MATERIAL TO PROCESS:

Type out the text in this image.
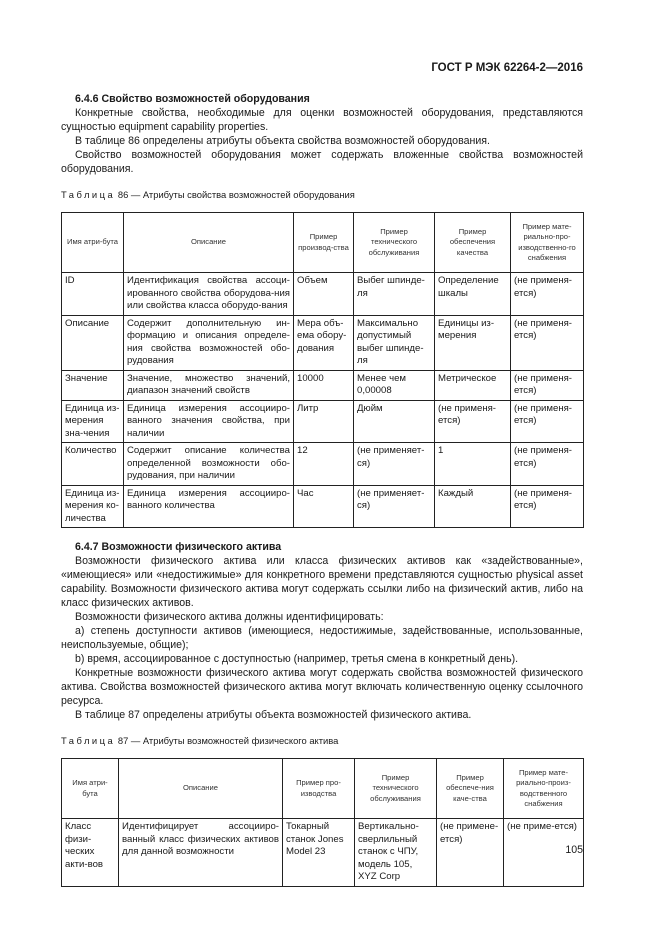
ГОСТ Р МЭК 62264-2—2016

6.4.6 Свойство возможностей оборудования

Конкретные свойства, необходимые для оценки возможностей оборудования, представляются сущностью equipment capability properties.

В таблице 86 определены атрибуты объекта свойства возможностей оборудования.

Свойство возможностей оборудования может содержать вложенные свойства возможностей оборудования.

Таблица 86 — Атрибуты свойства возможностей оборудования
Имя атри-бута	Описание	Пример производ-ства	Пример технического обслуживания	Пример обеспечения качества	Пример мате-риально-про-изводственно-го снабжения
ID	Идентификация свойства ассоци-ированного свойства оборудова-ния или свойства класса оборудо-вания	Объем	Выбег шпинде-ля	Определение шкалы	(не применя-ется)
Описание	Содержит дополнительную ин-формацию и описания определе-ния свойства возможностей обо-рудования	Мера объ-ема обору-дования	Максимально допустимый выбег шпинде-ля	Единицы из-мерения	(не применя-ется)
Значение	Значение, множество значений, диапазон значений свойств	10000	Менее чем 0,00008	Метрическое	(не применя-ется)
Единица из-мерения зна-чения	Единица измерения ассоцииро-ванного значения свойства, при наличии	Литр	Дюйм	(не применя-ется)	(не применя-ется)
Количество	Содержит описание количества определенной возможности обо-рудования, при наличии	12	(не применяет-ся)	1	(не применя-ется)
Единица из-мерения ко-личества	Единица измерения ассоцииро-ванного количества	Час	(не применяет-ся)	Каждый	(не применя-ется)

6.4.7 Возможности физического актива

Возможности физического актива или класса физических активов как «задействованные», «имеющиеся» или «недостижимые» для конкретного времени представляются сущностью physical asset capability. Возможности физического актива могут содержать ссылки либо на физический актив, либо на класс физических активов.

Возможности физического актива должны идентифицировать:

а) степень доступности активов (имеющиеся, недостижимые, задействованные, использованные, неиспользуемые, общие);

b) время, ассоциированное с доступностью (например, третья смена в конкретный день).

Конкретные возможности физического актива могут содержать свойства возможностей физического актива. Свойства возможностей физического актива могут включать количественную оценку ссылочного ресурса.

В таблице 87 определены атрибуты объекта возможностей физического актива.

Таблица 87 — Атрибуты возможностей физического актива
Имя атри-бута	Описание	Пример про-изводства	Пример технического обслуживания	Пример обеспече-ния каче-ства	Пример мате-риально-произ-водственного снабжения
Класс физи-ческих акти-вов	Идентифицирует ассоцииро-ванный класс физических активов для данной возможности	Токарный станок Jones Model 23	Вертикально-сверлильный станок с ЧПУ, модель 105, XYZ Corp	(не примене-ется)	(не приме-ется)
105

EXERCISE DETAILS: Which lines in the listing above hold the word "объекта"? Show each of them.

EXERCISE ANSWER:
В таблице 86 определены атрибуты объекта свойства возможностей оборудования.
В таблице 87 определены атрибуты объекта возможностей физического актива.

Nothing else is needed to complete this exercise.